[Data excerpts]
>>>>>

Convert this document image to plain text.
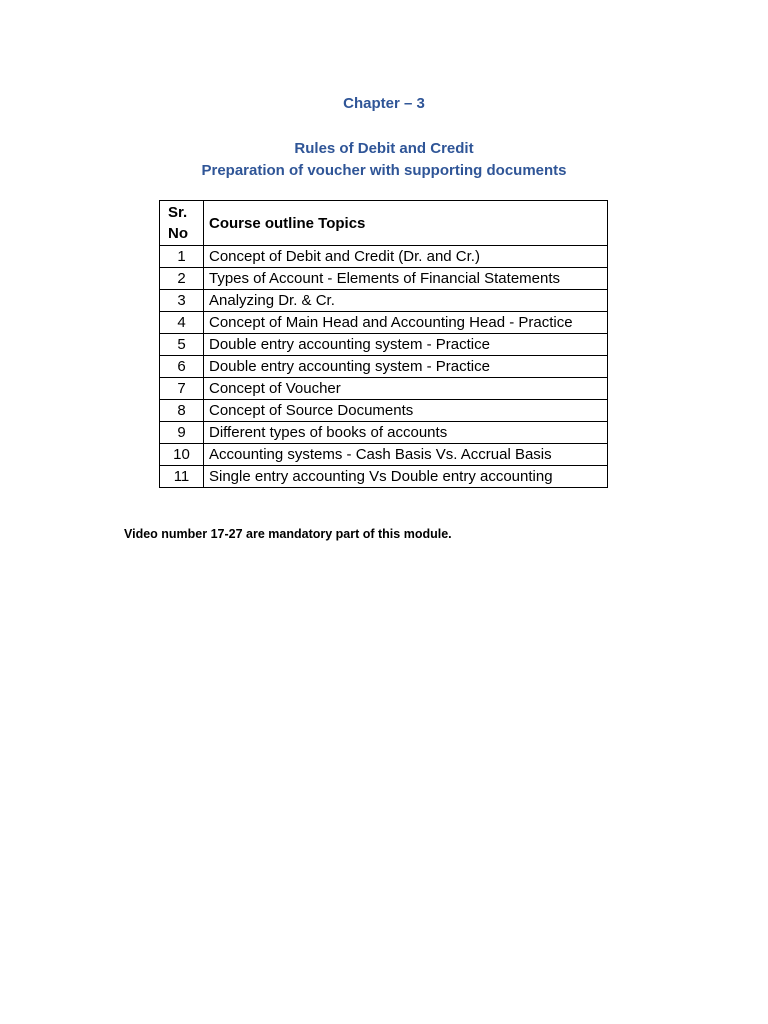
Chapter – 3
Rules of Debit and Credit
Preparation of voucher with supporting documents
Sr.
No	Course outline Topics
1	Concept of Debit and Credit (Dr. and Cr.)
2	Types of Account - Elements of Financial Statements
3	Analyzing Dr. & Cr.
4	Concept of Main Head and Accounting Head - Practice
5	Double entry accounting system - Practice
6	Double entry accounting system - Practice
7	Concept of Voucher
8	Concept of Source Documents
9	Different types of books of accounts
10	Accounting systems - Cash Basis Vs. Accrual Basis
11	Single entry accounting Vs Double entry accounting
Video number 17-27 are mandatory part of this module.
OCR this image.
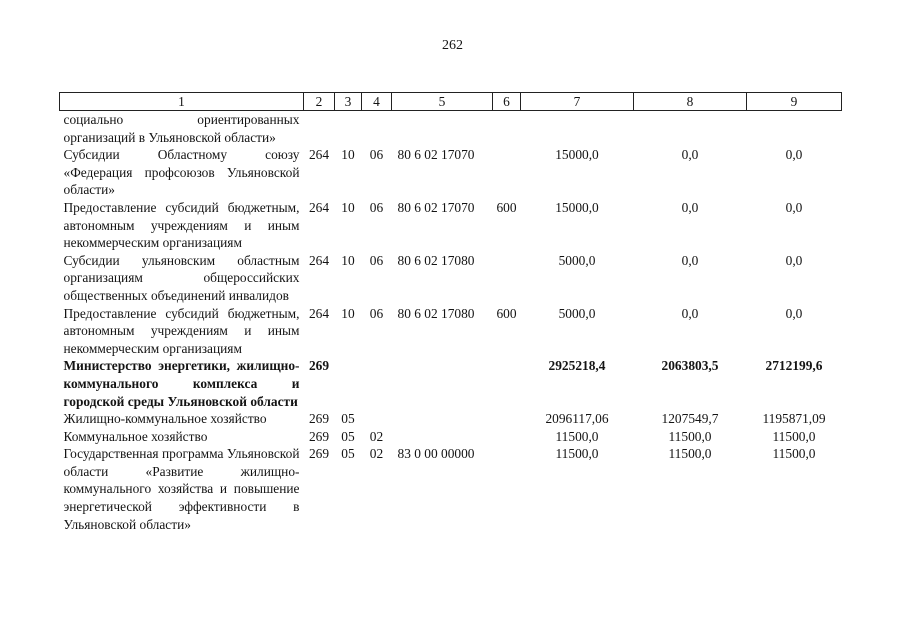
262
1	2	3	4	5	6	7	8	9
социально ориентированных организаций в Ульяновской области»								
Субсидии Областному союзу «Федерация профсоюзов Ульяновской области»	264	10	06	80 6 02 17070		15000,0	0,0	0,0
Предоставление субсидий бюджетным, автономным учреждениям и иным некоммерческим организациям	264	10	06	80 6 02 17070	600	15000,0	0,0	0,0
Субсидии ульяновским областным организациям общероссийских общественных объединений инвалидов	264	10	06	80 6 02 17080		5000,0	0,0	0,0
Предоставление субсидий бюджетным, автономным учреждениям и иным некоммерческим организациям	264	10	06	80 6 02 17080	600	5000,0	0,0	0,0
Министерство энергетики, жилищно-коммунального комплекса и городской среды Ульяновской области	269					2925218,4	2063803,5	2712199,6
Жилищно-коммунальное хозяйство	269	05				2096117,06	1207549,7	1195871,09
Коммунальное хозяйство	269	05	02			11500,0	11500,0	11500,0
Государственная программа Ульяновской области «Развитие жилищно-коммунального хозяйства и повышение энергетической эффективности в Ульяновской области»	269	05	02	83 0 00 00000		11500,0	11500,0	11500,0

<<<<<

_Stated problem_.
Quote the full listing above word for word; exclude every picture from the copy.

_Worked answer_.
Convert this document image to plain text.
Chapter – 3
Rules of Debit and Credit
Preparation of voucher with supporting documents
Sr.
No	Course outline Topics
1	Concept of Debit and Credit (Dr. and Cr.)
2	Types of Account - Elements of Financial Statements
3	Analyzing Dr. & Cr.
4	Concept of Main Head and Accounting Head - Practice
5	Double entry accounting system - Practice
6	Double entry accounting system - Practice
7	Concept of Voucher
8	Concept of Source Documents
9	Different types of books of accounts
10	Accounting systems - Cash Basis Vs. Accrual Basis
11	Single entry accounting Vs Double entry accounting
Video number 17-27 are mandatory part of this module.
OCR this image.
262
1	2	3	4	5	6	7	8	9
социально ориентированных организаций в Ульяновской области»								
Субсидии Областному союзу «Федерация профсоюзов Ульяновской области»	264	10	06	80 6 02 17070		15000,0	0,0	0,0
Предоставление субсидий бюджетным, автономным учреждениям и иным некоммерческим организациям	264	10	06	80 6 02 17070	600	15000,0	0,0	0,0
Субсидии ульяновским областным организациям общероссийских общественных объединений инвалидов	264	10	06	80 6 02 17080		5000,0	0,0	0,0
Предоставление субсидий бюджетным, автономным учреждениям и иным некоммерческим организациям	264	10	06	80 6 02 17080	600	5000,0	0,0	0,0
Министерство энергетики, жилищно-коммунального комплекса и городской среды Ульяновской области	269					2925218,4	2063803,5	2712199,6
Жилищно-коммунальное хозяйство	269	05				2096117,06	1207549,7	1195871,09
Коммунальное хозяйство	269	05	02			11500,0	11500,0	11500,0
Государственная программа Ульяновской области «Развитие жилищно-коммунального хозяйства и повышение энергетической эффективности в Ульяновской области»	269	05	02	83 0 00 00000		11500,0	11500,0	11500,0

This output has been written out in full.